**Problem details**
Please transcribe the listing below in full and word for word, without its pictures.

**Extracted entries**
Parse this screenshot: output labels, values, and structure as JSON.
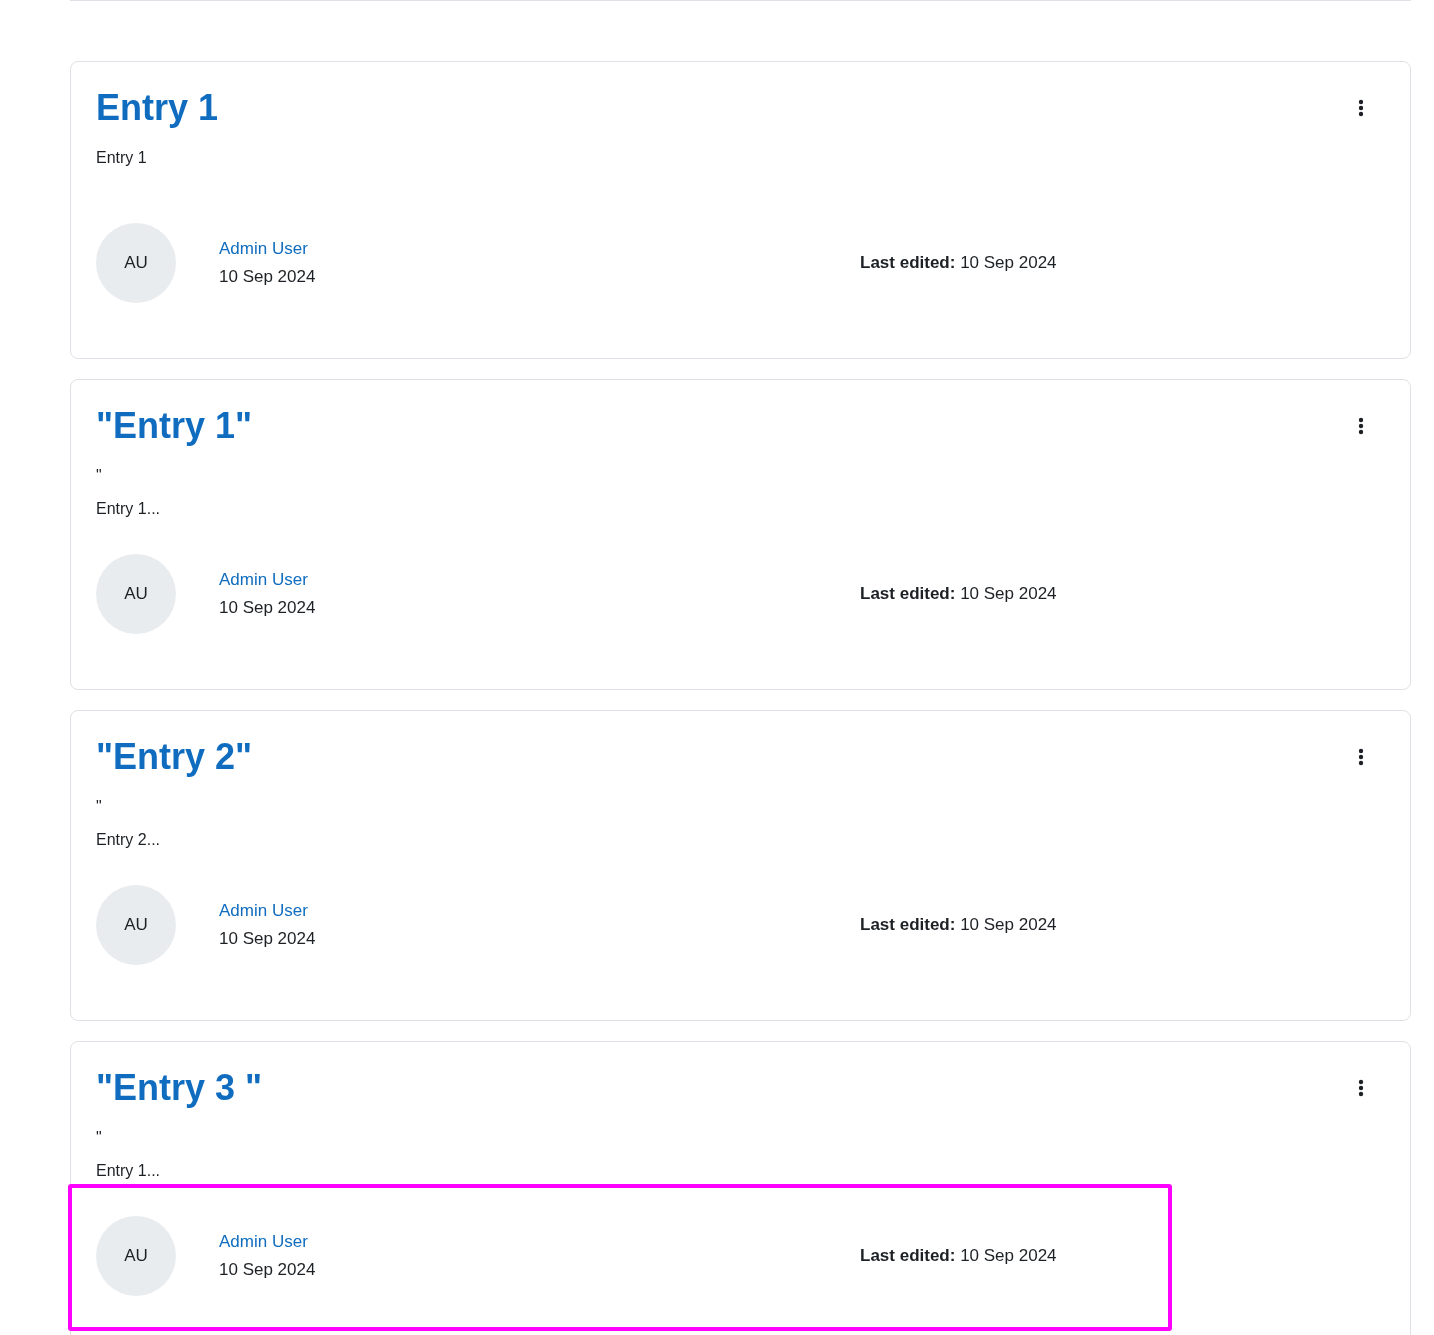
{
  "entries": [
    {
      "title": "Entry 1",
      "body": [
        "Entry 1"
      ],
      "avatar": "AU",
      "author": "Admin User",
      "date": "10 Sep 2024",
      "last_edited_label": "Last edited:",
      "last_edited": "10 Sep 2024",
      "highlighted": false
    },
    {
      "title": "\"Entry 1\"",
      "body": [
        "\"",
        "Entry 1..."
      ],
      "avatar": "AU",
      "author": "Admin User",
      "date": "10 Sep 2024",
      "last_edited_label": "Last edited:",
      "last_edited": "10 Sep 2024",
      "highlighted": false
    },
    {
      "title": "\"Entry 2\"",
      "body": [
        "\"",
        "Entry 2..."
      ],
      "avatar": "AU",
      "author": "Admin User",
      "date": "10 Sep 2024",
      "last_edited_label": "Last edited:",
      "last_edited": "10 Sep 2024",
      "highlighted": false
    },
    {
      "title": "\"Entry 3 \"",
      "body": [
        "\"",
        "Entry 1..."
      ],
      "avatar": "AU",
      "author": "Admin User",
      "date": "10 Sep 2024",
      "last_edited_label": "Last edited:",
      "last_edited": "10 Sep 2024",
      "highlighted": true
    }
  ]
}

**Result for this exercise**
Parse this screenshot: output labels, values, and structure as JSON.
{
  "entries": [
    {
      "title": "Entry 1",
      "body": [
        "Entry 1"
      ],
      "avatar": "AU",
      "author": "Admin User",
      "date": "10 Sep 2024",
      "last_edited_label": "Last edited:",
      "last_edited": "10 Sep 2024",
      "highlighted": false
    },
    {
      "title": "\"Entry 1\"",
      "body": [
        "\"",
        "Entry 1..."
      ],
      "avatar": "AU",
      "author": "Admin User",
      "date": "10 Sep 2024",
      "last_edited_label": "Last edited:",
      "last_edited": "10 Sep 2024",
      "highlighted": false
    },
    {
      "title": "\"Entry 2\"",
      "body": [
        "\"",
        "Entry 2..."
      ],
      "avatar": "AU",
      "author": "Admin User",
      "date": "10 Sep 2024",
      "last_edited_label": "Last edited:",
      "last_edited": "10 Sep 2024",
      "highlighted": false
    },
    {
      "title": "\"Entry 3 \"",
      "body": [
        "\"",
        "Entry 1..."
      ],
      "avatar": "AU",
      "author": "Admin User",
      "date": "10 Sep 2024",
      "last_edited_label": "Last edited:",
      "last_edited": "10 Sep 2024",
      "highlighted": true
    }
  ]
}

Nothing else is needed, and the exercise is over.